- **DIRECTION**
Check every line for the word "icon" and give the number of lines where it occurs, nothing else.

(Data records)
* Begin *
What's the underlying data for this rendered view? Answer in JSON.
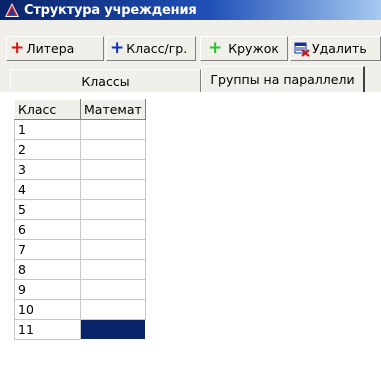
{
  "window": {
    "title": "Структура учреждения",
    "icon": "app-triangle-icon"
  },
  "toolbar": {
    "litera": {
      "label": "Литера",
      "icon": "plus-red-icon",
      "color": "#e01010"
    },
    "klass_gr": {
      "label": "Класс/гр.",
      "icon": "plus-blue-icon",
      "color": "#1030c0"
    },
    "kruzhok": {
      "label": "Кружок",
      "icon": "plus-green-icon",
      "color": "#30c030"
    },
    "udalit": {
      "label": "Удалить",
      "icon": "delete-icon"
    }
  },
  "tabs": [
    {
      "label": "Классы",
      "active": false
    },
    {
      "label": "Группы на параллели",
      "active": true
    }
  ],
  "grid": {
    "columns": [
      "Класс",
      "Математ"
    ],
    "rows": [
      {
        "class": "1",
        "math": ""
      },
      {
        "class": "2",
        "math": ""
      },
      {
        "class": "3",
        "math": ""
      },
      {
        "class": "4",
        "math": ""
      },
      {
        "class": "5",
        "math": ""
      },
      {
        "class": "6",
        "math": ""
      },
      {
        "class": "7",
        "math": ""
      },
      {
        "class": "8",
        "math": ""
      },
      {
        "class": "9",
        "math": ""
      },
      {
        "class": "10",
        "math": ""
      },
      {
        "class": "11",
        "math": "",
        "selected": true
      }
    ],
    "selection_color": "#0a246a"
  }
}
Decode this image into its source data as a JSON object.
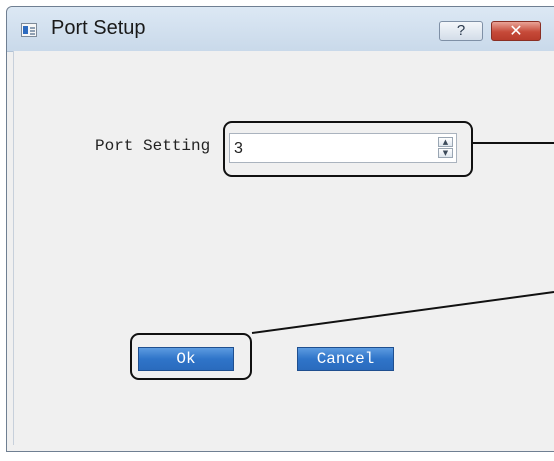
* End *
- **THE RESULT**
5